## Exercise aim
Wherever the word "from" turns up in a line of the entries, copy that line.

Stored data
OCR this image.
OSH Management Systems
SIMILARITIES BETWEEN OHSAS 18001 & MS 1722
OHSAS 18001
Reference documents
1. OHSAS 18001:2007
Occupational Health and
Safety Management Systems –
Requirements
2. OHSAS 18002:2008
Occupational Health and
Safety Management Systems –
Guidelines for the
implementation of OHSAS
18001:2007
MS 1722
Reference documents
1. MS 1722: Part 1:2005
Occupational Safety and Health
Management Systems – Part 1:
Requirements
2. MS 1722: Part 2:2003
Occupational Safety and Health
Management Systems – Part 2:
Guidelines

==

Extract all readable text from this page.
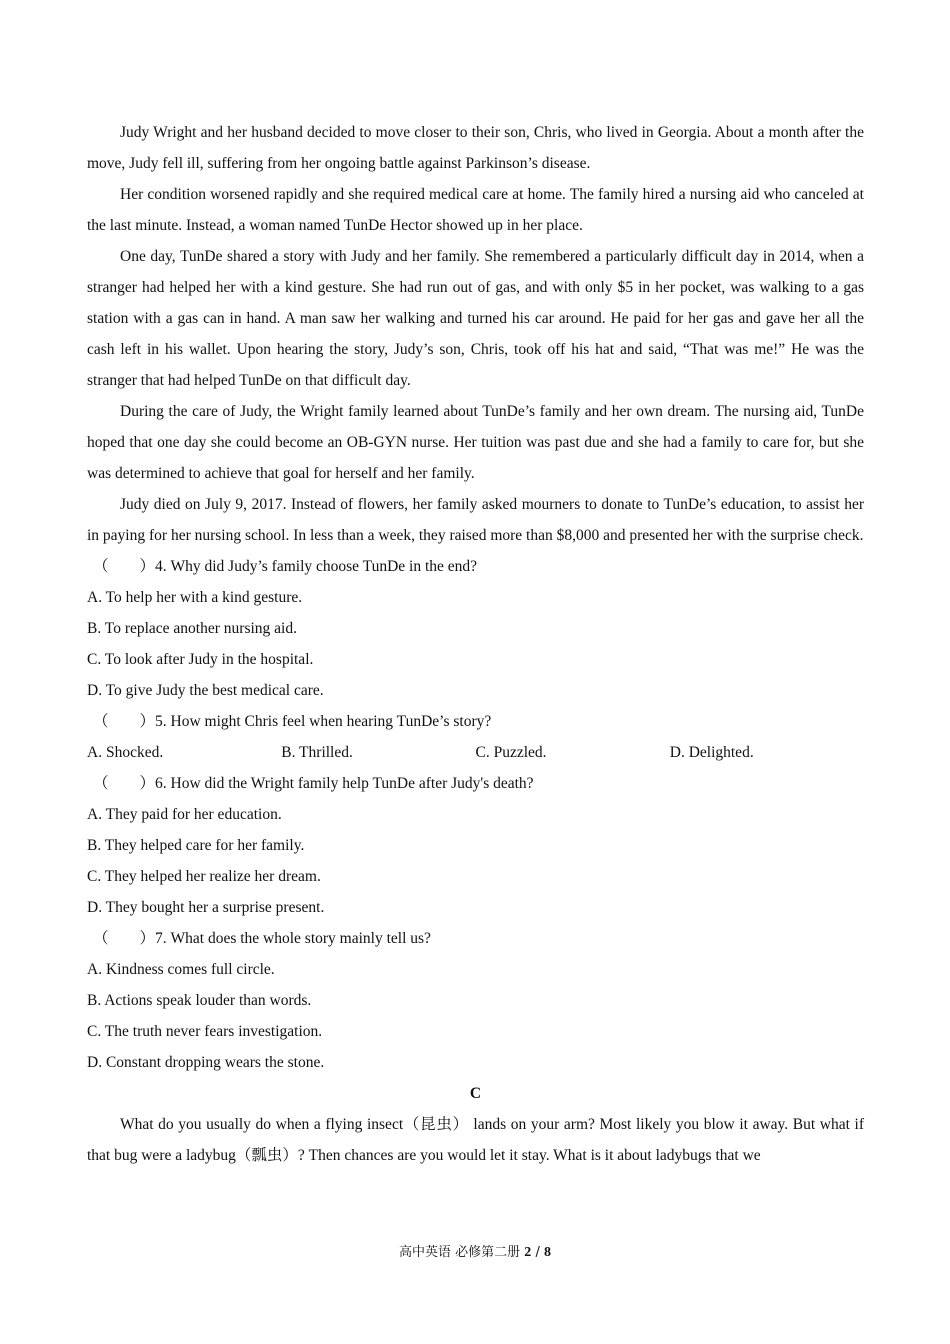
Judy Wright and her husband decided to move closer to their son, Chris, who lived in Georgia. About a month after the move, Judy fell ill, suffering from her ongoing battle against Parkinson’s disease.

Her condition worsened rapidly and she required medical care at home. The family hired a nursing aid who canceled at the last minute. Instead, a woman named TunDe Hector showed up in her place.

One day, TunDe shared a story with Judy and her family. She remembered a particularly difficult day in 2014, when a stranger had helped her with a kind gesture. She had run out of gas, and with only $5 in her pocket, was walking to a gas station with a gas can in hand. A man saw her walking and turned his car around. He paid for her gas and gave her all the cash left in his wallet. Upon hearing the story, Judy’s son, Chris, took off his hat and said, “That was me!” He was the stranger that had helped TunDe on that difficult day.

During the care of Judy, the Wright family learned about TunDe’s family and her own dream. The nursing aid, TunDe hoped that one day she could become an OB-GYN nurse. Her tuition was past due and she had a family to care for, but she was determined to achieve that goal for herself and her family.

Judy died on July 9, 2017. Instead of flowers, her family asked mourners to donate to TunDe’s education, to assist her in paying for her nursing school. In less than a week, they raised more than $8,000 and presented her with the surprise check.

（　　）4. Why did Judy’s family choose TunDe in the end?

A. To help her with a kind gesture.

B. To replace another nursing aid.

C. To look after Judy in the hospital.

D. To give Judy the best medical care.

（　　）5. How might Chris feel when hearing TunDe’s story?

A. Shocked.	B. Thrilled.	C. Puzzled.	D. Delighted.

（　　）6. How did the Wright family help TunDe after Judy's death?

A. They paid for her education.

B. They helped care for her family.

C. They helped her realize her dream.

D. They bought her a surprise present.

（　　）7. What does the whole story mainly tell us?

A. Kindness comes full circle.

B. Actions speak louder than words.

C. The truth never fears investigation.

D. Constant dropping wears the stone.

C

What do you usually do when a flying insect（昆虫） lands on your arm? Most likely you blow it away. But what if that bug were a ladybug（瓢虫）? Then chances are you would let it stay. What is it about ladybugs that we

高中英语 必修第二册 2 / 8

## Exercise answer
Extract all readable text from this page.
Judy Wright and her husband decided to move closer to their son, Chris, who lived in Georgia. About a month after the move, Judy fell ill, suffering from her ongoing battle against Parkinson’s disease.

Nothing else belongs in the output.